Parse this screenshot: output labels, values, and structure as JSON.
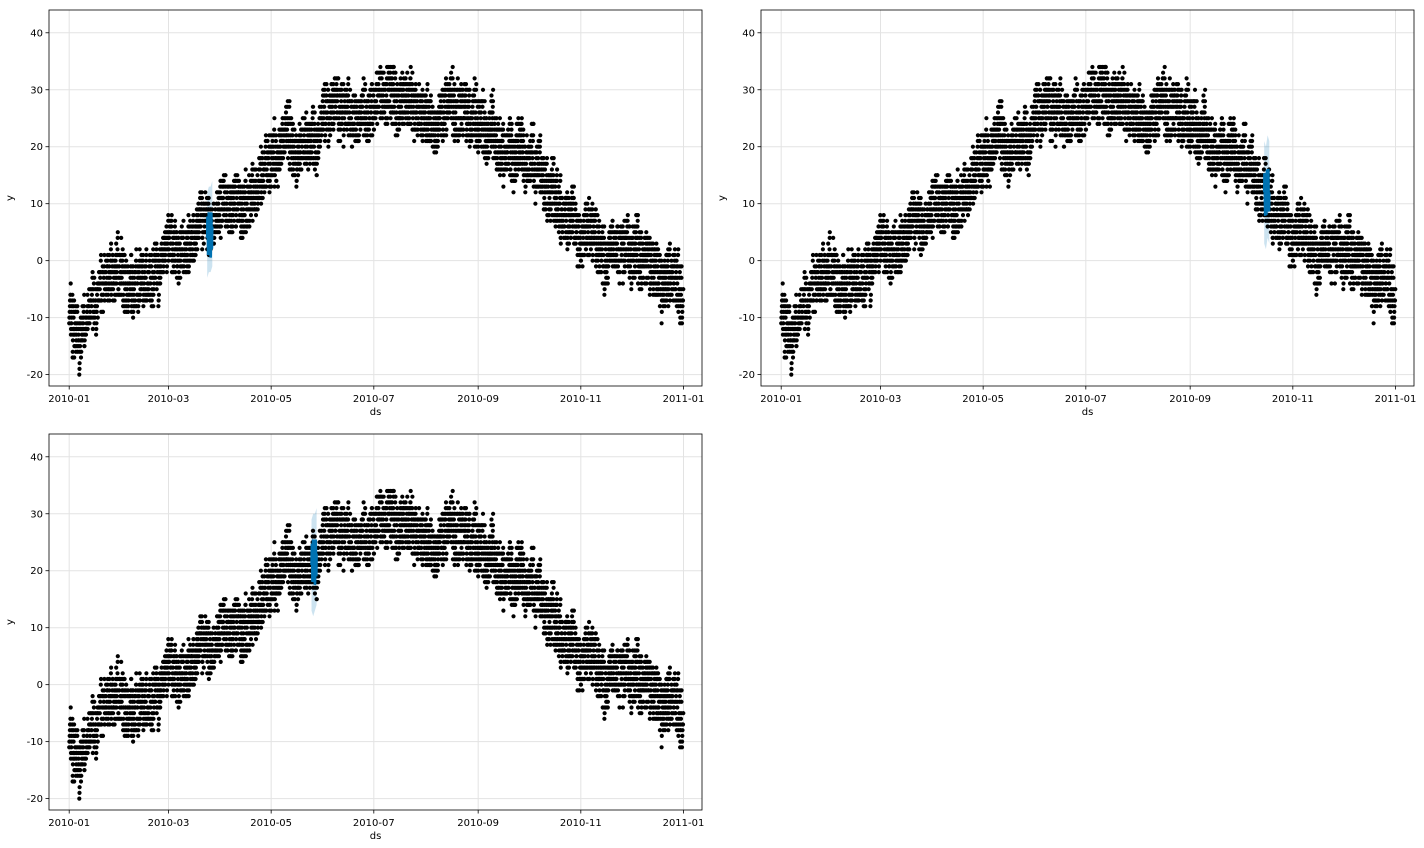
{
  "figure": {
    "background": "#ffffff"
  },
  "colors": {
    "points": "#000000",
    "forecast_line": "#0072B2",
    "forecast_band": "#0072B2",
    "grid": "#e3e3e3",
    "frame": "#000000"
  },
  "observed": {
    "start_date": "2010-01-01",
    "end_date": "2010-12-31",
    "points_per_day": 24,
    "daily_mean": [
      {
        "date": "2010-01-01",
        "y": -6
      },
      {
        "date": "2010-01-07",
        "y": -12
      },
      {
        "date": "2010-01-14",
        "y": -9
      },
      {
        "date": "2010-01-21",
        "y": -3
      },
      {
        "date": "2010-01-28",
        "y": -1
      },
      {
        "date": "2010-02-04",
        "y": -5
      },
      {
        "date": "2010-02-11",
        "y": -2
      },
      {
        "date": "2010-02-18",
        "y": -4
      },
      {
        "date": "2010-02-25",
        "y": 0
      },
      {
        "date": "2010-03-04",
        "y": 1
      },
      {
        "date": "2010-03-11",
        "y": 2
      },
      {
        "date": "2010-03-18",
        "y": 4
      },
      {
        "date": "2010-03-25",
        "y": 6
      },
      {
        "date": "2010-04-01",
        "y": 9
      },
      {
        "date": "2010-04-08",
        "y": 10
      },
      {
        "date": "2010-04-15",
        "y": 9
      },
      {
        "date": "2010-04-22",
        "y": 12
      },
      {
        "date": "2010-05-01",
        "y": 18
      },
      {
        "date": "2010-05-08",
        "y": 19
      },
      {
        "date": "2010-05-15",
        "y": 21
      },
      {
        "date": "2010-05-22",
        "y": 20
      },
      {
        "date": "2010-06-01",
        "y": 24
      },
      {
        "date": "2010-06-08",
        "y": 25
      },
      {
        "date": "2010-06-15",
        "y": 24
      },
      {
        "date": "2010-06-22",
        "y": 26
      },
      {
        "date": "2010-07-01",
        "y": 27
      },
      {
        "date": "2010-07-08",
        "y": 30
      },
      {
        "date": "2010-07-15",
        "y": 25
      },
      {
        "date": "2010-07-22",
        "y": 28
      },
      {
        "date": "2010-08-01",
        "y": 28
      },
      {
        "date": "2010-08-08",
        "y": 26
      },
      {
        "date": "2010-08-15",
        "y": 27
      },
      {
        "date": "2010-08-22",
        "y": 26
      },
      {
        "date": "2010-09-01",
        "y": 25
      },
      {
        "date": "2010-09-08",
        "y": 24
      },
      {
        "date": "2010-09-15",
        "y": 20
      },
      {
        "date": "2010-09-22",
        "y": 17
      },
      {
        "date": "2010-10-01",
        "y": 17
      },
      {
        "date": "2010-10-08",
        "y": 15
      },
      {
        "date": "2010-10-15",
        "y": 10
      },
      {
        "date": "2010-10-22",
        "y": 8
      },
      {
        "date": "2010-11-01",
        "y": 5
      },
      {
        "date": "2010-11-08",
        "y": 5
      },
      {
        "date": "2010-11-15",
        "y": 2
      },
      {
        "date": "2010-11-22",
        "y": 1
      },
      {
        "date": "2010-12-01",
        "y": 2
      },
      {
        "date": "2010-12-08",
        "y": -2
      },
      {
        "date": "2010-12-15",
        "y": -4
      },
      {
        "date": "2010-12-22",
        "y": -5
      },
      {
        "date": "2010-12-31",
        "y": -6
      }
    ],
    "daily_spread": 6
  },
  "chart_data": [
    {
      "type": "scatter",
      "title": "",
      "xlabel": "ds",
      "ylabel": "y",
      "xlim": [
        "2009-12-20",
        "2011-01-12"
      ],
      "ylim": [
        -22,
        44
      ],
      "xticks": [
        "2010-01",
        "2010-03",
        "2010-05",
        "2010-07",
        "2010-09",
        "2010-11",
        "2011-01"
      ],
      "yticks": [
        -20,
        -10,
        0,
        10,
        20,
        30,
        40
      ],
      "grid": true,
      "forecast": {
        "ds_start": "2010-03-24",
        "ds_end": "2010-03-27",
        "yhat": [
          4,
          5,
          4,
          6
        ],
        "yhat_lower": [
          -3,
          -2,
          -2,
          -1
        ],
        "yhat_upper": [
          12,
          13,
          13,
          14
        ]
      }
    },
    {
      "type": "scatter",
      "title": "",
      "xlabel": "ds",
      "ylabel": "y",
      "xlim": [
        "2009-12-20",
        "2011-01-12"
      ],
      "ylim": [
        -22,
        44
      ],
      "xticks": [
        "2010-01",
        "2010-03",
        "2010-05",
        "2010-07",
        "2010-09",
        "2010-11",
        "2011-01"
      ],
      "yticks": [
        -20,
        -10,
        0,
        10,
        20,
        30,
        40
      ],
      "grid": true,
      "forecast": {
        "ds_start": "2010-10-15",
        "ds_end": "2010-10-18",
        "yhat": [
          12,
          11,
          13,
          12
        ],
        "yhat_lower": [
          3,
          2,
          4,
          3
        ],
        "yhat_upper": [
          21,
          20,
          22,
          21
        ]
      }
    },
    {
      "type": "scatter",
      "title": "",
      "xlabel": "ds",
      "ylabel": "y",
      "xlim": [
        "2009-12-20",
        "2011-01-12"
      ],
      "ylim": [
        -22,
        44
      ],
      "xticks": [
        "2010-01",
        "2010-03",
        "2010-05",
        "2010-07",
        "2010-09",
        "2010-11",
        "2011-01"
      ],
      "yticks": [
        -20,
        -10,
        0,
        10,
        20,
        30,
        40
      ],
      "grid": true,
      "forecast": {
        "ds_start": "2010-05-25",
        "ds_end": "2010-05-28",
        "yhat": [
          21,
          22,
          21,
          23
        ],
        "yhat_lower": [
          13,
          12,
          13,
          14
        ],
        "yhat_upper": [
          29,
          30,
          30,
          31
        ]
      }
    }
  ]
}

========================================================================

[GOAL] Write the material out again exactly as it appears, dropping the pictures.

[EXERCISE SOLUTION]
Parse this screenshot: output labels, values, and structure as JSON.
{
  "figure": {
    "background": "#ffffff"
  },
  "colors": {
    "points": "#000000",
    "forecast_line": "#0072B2",
    "forecast_band": "#0072B2",
    "grid": "#e3e3e3",
    "frame": "#000000"
  },
  "observed": {
    "start_date": "2010-01-01",
    "end_date": "2010-12-31",
    "points_per_day": 24,
    "daily_mean": [
      {
        "date": "2010-01-01",
        "y": -6
      },
      {
        "date": "2010-01-07",
        "y": -12
      },
      {
        "date": "2010-01-14",
        "y": -9
      },
      {
        "date": "2010-01-21",
        "y": -3
      },
      {
        "date": "2010-01-28",
        "y": -1
      },
      {
        "date": "2010-02-04",
        "y": -5
      },
      {
        "date": "2010-02-11",
        "y": -2
      },
      {
        "date": "2010-02-18",
        "y": -4
      },
      {
        "date": "2010-02-25",
        "y": 0
      },
      {
        "date": "2010-03-04",
        "y": 1
      },
      {
        "date": "2010-03-11",
        "y": 2
      },
      {
        "date": "2010-03-18",
        "y": 4
      },
      {
        "date": "2010-03-25",
        "y": 6
      },
      {
        "date": "2010-04-01",
        "y": 9
      },
      {
        "date": "2010-04-08",
        "y": 10
      },
      {
        "date": "2010-04-15",
        "y": 9
      },
      {
        "date": "2010-04-22",
        "y": 12
      },
      {
        "date": "2010-05-01",
        "y": 18
      },
      {
        "date": "2010-05-08",
        "y": 19
      },
      {
        "date": "2010-05-15",
        "y": 21
      },
      {
        "date": "2010-05-22",
        "y": 20
      },
      {
        "date": "2010-06-01",
        "y": 24
      },
      {
        "date": "2010-06-08",
        "y": 25
      },
      {
        "date": "2010-06-15",
        "y": 24
      },
      {
        "date": "2010-06-22",
        "y": 26
      },
      {
        "date": "2010-07-01",
        "y": 27
      },
      {
        "date": "2010-07-08",
        "y": 30
      },
      {
        "date": "2010-07-15",
        "y": 25
      },
      {
        "date": "2010-07-22",
        "y": 28
      },
      {
        "date": "2010-08-01",
        "y": 28
      },
      {
        "date": "2010-08-08",
        "y": 26
      },
      {
        "date": "2010-08-15",
        "y": 27
      },
      {
        "date": "2010-08-22",
        "y": 26
      },
      {
        "date": "2010-09-01",
        "y": 25
      },
      {
        "date": "2010-09-08",
        "y": 24
      },
      {
        "date": "2010-09-15",
        "y": 20
      },
      {
        "date": "2010-09-22",
        "y": 17
      },
      {
        "date": "2010-10-01",
        "y": 17
      },
      {
        "date": "2010-10-08",
        "y": 15
      },
      {
        "date": "2010-10-15",
        "y": 10
      },
      {
        "date": "2010-10-22",
        "y": 8
      },
      {
        "date": "2010-11-01",
        "y": 5
      },
      {
        "date": "2010-11-08",
        "y": 5
      },
      {
        "date": "2010-11-15",
        "y": 2
      },
      {
        "date": "2010-11-22",
        "y": 1
      },
      {
        "date": "2010-12-01",
        "y": 2
      },
      {
        "date": "2010-12-08",
        "y": -2
      },
      {
        "date": "2010-12-15",
        "y": -4
      },
      {
        "date": "2010-12-22",
        "y": -5
      },
      {
        "date": "2010-12-31",
        "y": -6
      }
    ],
    "daily_spread": 6
  },
  "chart_data": [
    {
      "type": "scatter",
      "title": "",
      "xlabel": "ds",
      "ylabel": "y",
      "xlim": [
        "2009-12-20",
        "2011-01-12"
      ],
      "ylim": [
        -22,
        44
      ],
      "xticks": [
        "2010-01",
        "2010-03",
        "2010-05",
        "2010-07",
        "2010-09",
        "2010-11",
        "2011-01"
      ],
      "yticks": [
        -20,
        -10,
        0,
        10,
        20,
        30,
        40
      ],
      "grid": true,
      "forecast": {
        "ds_start": "2010-03-24",
        "ds_end": "2010-03-27",
        "yhat": [
          4,
          5,
          4,
          6
        ],
        "yhat_lower": [
          -3,
          -2,
          -2,
          -1
        ],
        "yhat_upper": [
          12,
          13,
          13,
          14
        ]
      }
    },
    {
      "type": "scatter",
      "title": "",
      "xlabel": "ds",
      "ylabel": "y",
      "xlim": [
        "2009-12-20",
        "2011-01-12"
      ],
      "ylim": [
        -22,
        44
      ],
      "xticks": [
        "2010-01",
        "2010-03",
        "2010-05",
        "2010-07",
        "2010-09",
        "2010-11",
        "2011-01"
      ],
      "yticks": [
        -20,
        -10,
        0,
        10,
        20,
        30,
        40
      ],
      "grid": true,
      "forecast": {
        "ds_start": "2010-10-15",
        "ds_end": "2010-10-18",
        "yhat": [
          12,
          11,
          13,
          12
        ],
        "yhat_lower": [
          3,
          2,
          4,
          3
        ],
        "yhat_upper": [
          21,
          20,
          22,
          21
        ]
      }
    },
    {
      "type": "scatter",
      "title": "",
      "xlabel": "ds",
      "ylabel": "y",
      "xlim": [
        "2009-12-20",
        "2011-01-12"
      ],
      "ylim": [
        -22,
        44
      ],
      "xticks": [
        "2010-01",
        "2010-03",
        "2010-05",
        "2010-07",
        "2010-09",
        "2010-11",
        "2011-01"
      ],
      "yticks": [
        -20,
        -10,
        0,
        10,
        20,
        30,
        40
      ],
      "grid": true,
      "forecast": {
        "ds_start": "2010-05-25",
        "ds_end": "2010-05-28",
        "yhat": [
          21,
          22,
          21,
          23
        ],
        "yhat_lower": [
          13,
          12,
          13,
          14
        ],
        "yhat_upper": [
          29,
          30,
          30,
          31
        ]
      }
    }
  ]
}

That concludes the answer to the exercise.